** Start of Available records **

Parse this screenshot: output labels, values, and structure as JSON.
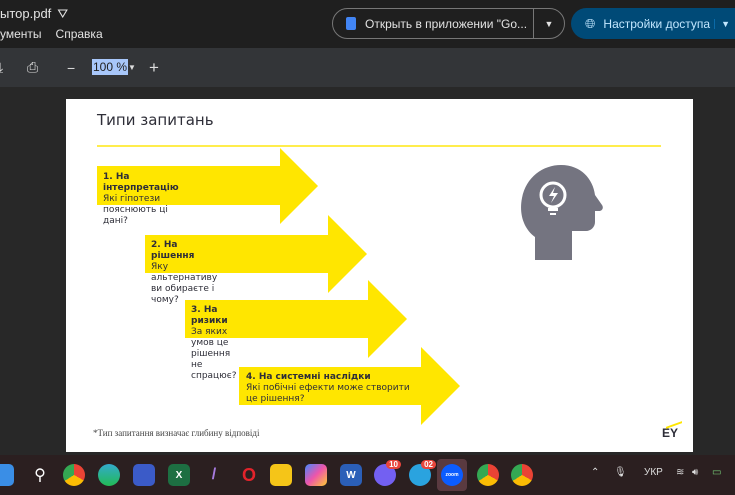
{
  "header": {
    "file_name": "ытор.pdf",
    "menu": [
      "ументы",
      "Справка"
    ],
    "open_button": "Открыть в приложении \"Go...",
    "share_button": "Настройки доступа"
  },
  "toolbar": {
    "zoom": "100 %"
  },
  "slide": {
    "title": "Типи запитань",
    "arrows": [
      {
        "heading": "1. На інтерпретацію",
        "text": "Які гіпотези пояснюють ці дані?"
      },
      {
        "heading": "2.  На рішення",
        "text": "Яку альтернативу ви обираєте і чому?"
      },
      {
        "heading": "3. На ризики",
        "text": "За яких умов це рішення не спрацює?"
      },
      {
        "heading": "4. На системні наслідки",
        "text": "Які побічні ефекти може створити це рішення?"
      }
    ],
    "footnote": "*Тип запитання визначає глибину відповіді",
    "logo": "EY",
    "accent": "#ffe600"
  },
  "taskbar": {
    "viber_badge": "10",
    "telegram_badge": "02",
    "zoom_label": "zoom",
    "language": "УКР"
  }
}
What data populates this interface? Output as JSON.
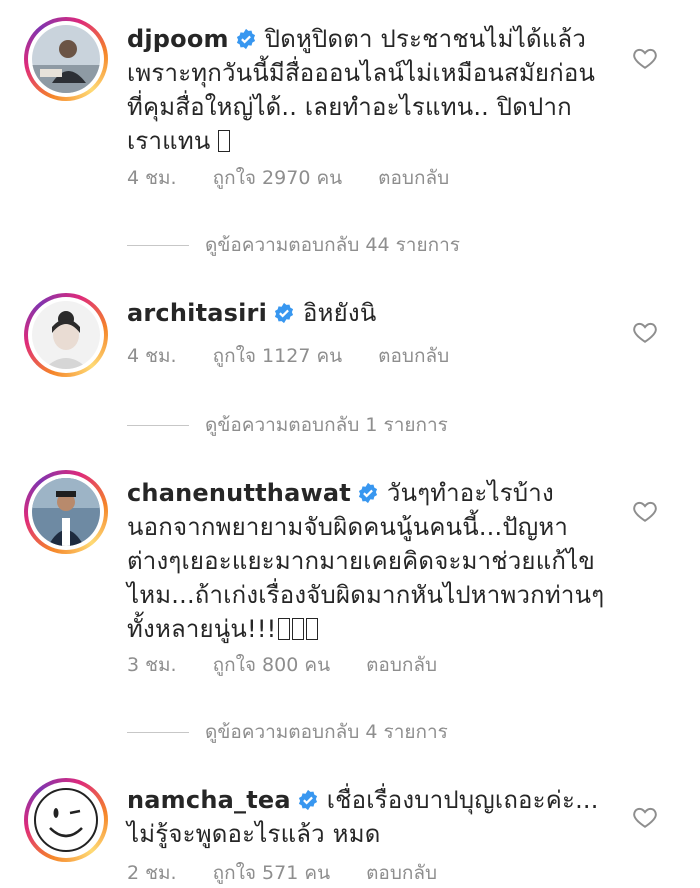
{
  "comments": [
    {
      "username": "djpoom",
      "text": "ปิดหูปิดตา ประชาชนไม่ได้แล้ว เพราะทุกวันนี้มีสื่อออนไลน์ไม่เหมือนสมัยก่อนที่คุมสื่อใหญ่ได้.. เลยทำอะไรแทน.. ปิดปากเราแทน ",
      "time": "4 ชม.",
      "likes": "ถูกใจ 2970 คน",
      "reply": "ตอบกลับ",
      "view_replies": "ดูข้อความตอบกลับ 44 รายการ"
    },
    {
      "username": "architasiri",
      "text": "อิหยังนิ",
      "time": "4 ชม.",
      "likes": "ถูกใจ 1127 คน",
      "reply": "ตอบกลับ",
      "view_replies": "ดูข้อความตอบกลับ 1 รายการ"
    },
    {
      "username": "chanenutthawat",
      "text": "วันๆทำอะไรบ้าง นอกจากพยายามจับผิดคนนู้นคนนี้...ปัญหาต่างๆเยอะแยะมากมายเคยคิดจะมาช่วยแก้ไขไหม...ถ้าเก่งเรื่องจับผิดมากหันไปหาพวกท่านๆทั้งหลายนู่น!!!",
      "time": "3 ชม.",
      "likes": "ถูกใจ 800 คน",
      "reply": "ตอบกลับ",
      "view_replies": "ดูข้อความตอบกลับ 4 รายการ"
    },
    {
      "username": "namcha_tea",
      "text": "เชื่อเรื่องบาปบุญเถอะค่ะ... ไม่รู้จะพูดอะไรแล้ว หมด",
      "time": "2 ชม.",
      "likes": "ถูกใจ 571 คน",
      "reply": "ตอบกลับ"
    }
  ],
  "icons": {
    "verified": "verified-badge-icon",
    "like": "heart-outline-icon"
  },
  "colors": {
    "verified_blue": "#3897f0",
    "meta_gray": "#8e8e8e"
  }
}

** End of Available records **

Without the pictures, copy the material exactly as given.

Parse this screenshot: output labels, values, and structure as JSON.
{
  "header": {
    "file_name": "ытор.pdf",
    "menu": [
      "ументы",
      "Справка"
    ],
    "open_button": "Открыть в приложении \"Go...",
    "share_button": "Настройки доступа"
  },
  "toolbar": {
    "zoom": "100 %"
  },
  "slide": {
    "title": "Типи запитань",
    "arrows": [
      {
        "heading": "1. На інтерпретацію",
        "text": "Які гіпотези пояснюють ці дані?"
      },
      {
        "heading": "2.  На рішення",
        "text": "Яку альтернативу ви обираєте і чому?"
      },
      {
        "heading": "3. На ризики",
        "text": "За яких умов це рішення не спрацює?"
      },
      {
        "heading": "4. На системні наслідки",
        "text": "Які побічні ефекти може створити це рішення?"
      }
    ],
    "footnote": "*Тип запитання визначає глибину відповіді",
    "logo": "EY",
    "accent": "#ffe600"
  },
  "taskbar": {
    "viber_badge": "10",
    "telegram_badge": "02",
    "zoom_label": "zoom",
    "language": "УКР"
  }
}
What data populates this interface? Output as JSON.
{
  "comments": [
    {
      "username": "djpoom",
      "text": "ปิดหูปิดตา ประชาชนไม่ได้แล้ว เพราะทุกวันนี้มีสื่อออนไลน์ไม่เหมือนสมัยก่อนที่คุมสื่อใหญ่ได้.. เลยทำอะไรแทน.. ปิดปากเราแทน ",
      "time": "4 ชม.",
      "likes": "ถูกใจ 2970 คน",
      "reply": "ตอบกลับ",
      "view_replies": "ดูข้อความตอบกลับ 44 รายการ"
    },
    {
      "username": "architasiri",
      "text": "อิหยังนิ",
      "time": "4 ชม.",
      "likes": "ถูกใจ 1127 คน",
      "reply": "ตอบกลับ",
      "view_replies": "ดูข้อความตอบกลับ 1 รายการ"
    },
    {
      "username": "chanenutthawat",
      "text": "วันๆทำอะไรบ้าง นอกจากพยายามจับผิดคนนู้นคนนี้...ปัญหาต่างๆเยอะแยะมากมายเคยคิดจะมาช่วยแก้ไขไหม...ถ้าเก่งเรื่องจับผิดมากหันไปหาพวกท่านๆทั้งหลายนู่น!!!",
      "time": "3 ชม.",
      "likes": "ถูกใจ 800 คน",
      "reply": "ตอบกลับ",
      "view_replies": "ดูข้อความตอบกลับ 4 รายการ"
    },
    {
      "username": "namcha_tea",
      "text": "เชื่อเรื่องบาปบุญเถอะค่ะ... ไม่รู้จะพูดอะไรแล้ว หมด",
      "time": "2 ชม.",
      "likes": "ถูกใจ 571 คน",
      "reply": "ตอบกลับ"
    }
  ],
  "icons": {
    "verified": "verified-badge-icon",
    "like": "heart-outline-icon"
  },
  "colors": {
    "verified_blue": "#3897f0",
    "meta_gray": "#8e8e8e"
  }
}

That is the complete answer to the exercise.